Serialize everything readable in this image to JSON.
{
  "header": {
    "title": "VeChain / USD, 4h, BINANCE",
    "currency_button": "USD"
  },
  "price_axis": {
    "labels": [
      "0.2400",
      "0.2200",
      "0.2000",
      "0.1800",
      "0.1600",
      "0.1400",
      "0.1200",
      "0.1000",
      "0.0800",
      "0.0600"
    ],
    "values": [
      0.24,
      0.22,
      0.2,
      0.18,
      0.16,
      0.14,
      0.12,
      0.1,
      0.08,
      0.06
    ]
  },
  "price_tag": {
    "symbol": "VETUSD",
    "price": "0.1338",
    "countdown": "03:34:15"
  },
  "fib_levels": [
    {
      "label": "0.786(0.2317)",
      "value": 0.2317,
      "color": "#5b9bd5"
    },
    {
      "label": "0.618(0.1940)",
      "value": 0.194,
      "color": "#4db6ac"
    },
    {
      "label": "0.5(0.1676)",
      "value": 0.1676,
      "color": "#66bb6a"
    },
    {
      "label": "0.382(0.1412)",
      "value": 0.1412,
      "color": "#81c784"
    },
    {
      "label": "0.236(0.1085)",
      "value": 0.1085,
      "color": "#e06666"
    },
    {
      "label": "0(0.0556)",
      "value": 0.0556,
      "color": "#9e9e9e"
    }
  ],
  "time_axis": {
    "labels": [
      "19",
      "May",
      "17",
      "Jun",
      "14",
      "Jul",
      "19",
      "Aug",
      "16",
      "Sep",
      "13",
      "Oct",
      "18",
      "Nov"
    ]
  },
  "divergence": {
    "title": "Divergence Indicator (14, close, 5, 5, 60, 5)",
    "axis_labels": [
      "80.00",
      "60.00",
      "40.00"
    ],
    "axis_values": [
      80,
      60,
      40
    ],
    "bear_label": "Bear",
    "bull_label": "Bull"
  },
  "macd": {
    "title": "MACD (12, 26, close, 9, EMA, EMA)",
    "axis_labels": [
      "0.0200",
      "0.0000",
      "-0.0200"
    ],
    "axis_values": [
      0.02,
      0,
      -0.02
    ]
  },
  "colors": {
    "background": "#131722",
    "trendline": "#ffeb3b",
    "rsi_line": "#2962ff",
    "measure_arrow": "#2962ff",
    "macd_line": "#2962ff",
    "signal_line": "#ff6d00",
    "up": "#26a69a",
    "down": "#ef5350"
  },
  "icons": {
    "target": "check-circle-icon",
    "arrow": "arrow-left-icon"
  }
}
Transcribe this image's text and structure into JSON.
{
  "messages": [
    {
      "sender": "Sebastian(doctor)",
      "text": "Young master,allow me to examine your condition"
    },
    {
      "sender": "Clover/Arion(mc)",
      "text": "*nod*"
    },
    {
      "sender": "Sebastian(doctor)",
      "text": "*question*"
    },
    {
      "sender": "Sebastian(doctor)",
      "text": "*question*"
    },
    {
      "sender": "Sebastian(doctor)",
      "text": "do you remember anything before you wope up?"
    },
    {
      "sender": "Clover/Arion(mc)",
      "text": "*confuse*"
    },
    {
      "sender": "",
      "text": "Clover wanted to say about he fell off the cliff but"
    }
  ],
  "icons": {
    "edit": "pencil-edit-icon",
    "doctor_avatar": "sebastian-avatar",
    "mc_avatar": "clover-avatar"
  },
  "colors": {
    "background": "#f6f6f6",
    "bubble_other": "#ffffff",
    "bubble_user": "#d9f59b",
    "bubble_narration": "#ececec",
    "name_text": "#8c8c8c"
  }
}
§ §
Write out all the entries exactly.

Serialize everything readable in this image to JSON.
{
  "header": {
    "title": "VeChain / USD, 4h, BINANCE",
    "currency_button": "USD"
  },
  "price_axis": {
    "labels": [
      "0.2400",
      "0.2200",
      "0.2000",
      "0.1800",
      "0.1600",
      "0.1400",
      "0.1200",
      "0.1000",
      "0.0800",
      "0.0600"
    ],
    "values": [
      0.24,
      0.22,
      0.2,
      0.18,
      0.16,
      0.14,
      0.12,
      0.1,
      0.08,
      0.06
    ]
  },
  "price_tag": {
    "symbol": "VETUSD",
    "price": "0.1338",
    "countdown": "03:34:15"
  },
  "fib_levels": [
    {
      "label": "0.786(0.2317)",
      "value": 0.2317,
      "color": "#5b9bd5"
    },
    {
      "label": "0.618(0.1940)",
      "value": 0.194,
      "color": "#4db6ac"
    },
    {
      "label": "0.5(0.1676)",
      "value": 0.1676,
      "color": "#66bb6a"
    },
    {
      "label": "0.382(0.1412)",
      "value": 0.1412,
      "color": "#81c784"
    },
    {
      "label": "0.236(0.1085)",
      "value": 0.1085,
      "color": "#e06666"
    },
    {
      "label": "0(0.0556)",
      "value": 0.0556,
      "color": "#9e9e9e"
    }
  ],
  "time_axis": {
    "labels": [
      "19",
      "May",
      "17",
      "Jun",
      "14",
      "Jul",
      "19",
      "Aug",
      "16",
      "Sep",
      "13",
      "Oct",
      "18",
      "Nov"
    ]
  },
  "divergence": {
    "title": "Divergence Indicator (14, close, 5, 5, 60, 5)",
    "axis_labels": [
      "80.00",
      "60.00",
      "40.00"
    ],
    "axis_values": [
      80,
      60,
      40
    ],
    "bear_label": "Bear",
    "bull_label": "Bull"
  },
  "macd": {
    "title": "MACD (12, 26, close, 9, EMA, EMA)",
    "axis_labels": [
      "0.0200",
      "0.0000",
      "-0.0200"
    ],
    "axis_values": [
      0.02,
      0,
      -0.02
    ]
  },
  "colors": {
    "background": "#131722",
    "trendline": "#ffeb3b",
    "rsi_line": "#2962ff",
    "measure_arrow": "#2962ff",
    "macd_line": "#2962ff",
    "signal_line": "#ff6d00",
    "up": "#26a69a",
    "down": "#ef5350"
  },
  "icons": {
    "target": "check-circle-icon",
    "arrow": "arrow-left-icon"
  }
}
Transcribe this image's text and structure into JSON.
{
  "messages": [
    {
      "sender": "Sebastian(doctor)",
      "text": "Young master,allow me to examine your condition"
    },
    {
      "sender": "Clover/Arion(mc)",
      "text": "*nod*"
    },
    {
      "sender": "Sebastian(doctor)",
      "text": "*question*"
    },
    {
      "sender": "Sebastian(doctor)",
      "text": "*question*"
    },
    {
      "sender": "Sebastian(doctor)",
      "text": "do you remember anything before you wope up?"
    },
    {
      "sender": "Clover/Arion(mc)",
      "text": "*confuse*"
    },
    {
      "sender": "",
      "text": "Clover wanted to say about he fell off the cliff but"
    }
  ],
  "icons": {
    "edit": "pencil-edit-icon",
    "doctor_avatar": "sebastian-avatar",
    "mc_avatar": "clover-avatar"
  },
  "colors": {
    "background": "#f6f6f6",
    "bubble_other": "#ffffff",
    "bubble_user": "#d9f59b",
    "bubble_narration": "#ececec",
    "name_text": "#8c8c8c"
  }
}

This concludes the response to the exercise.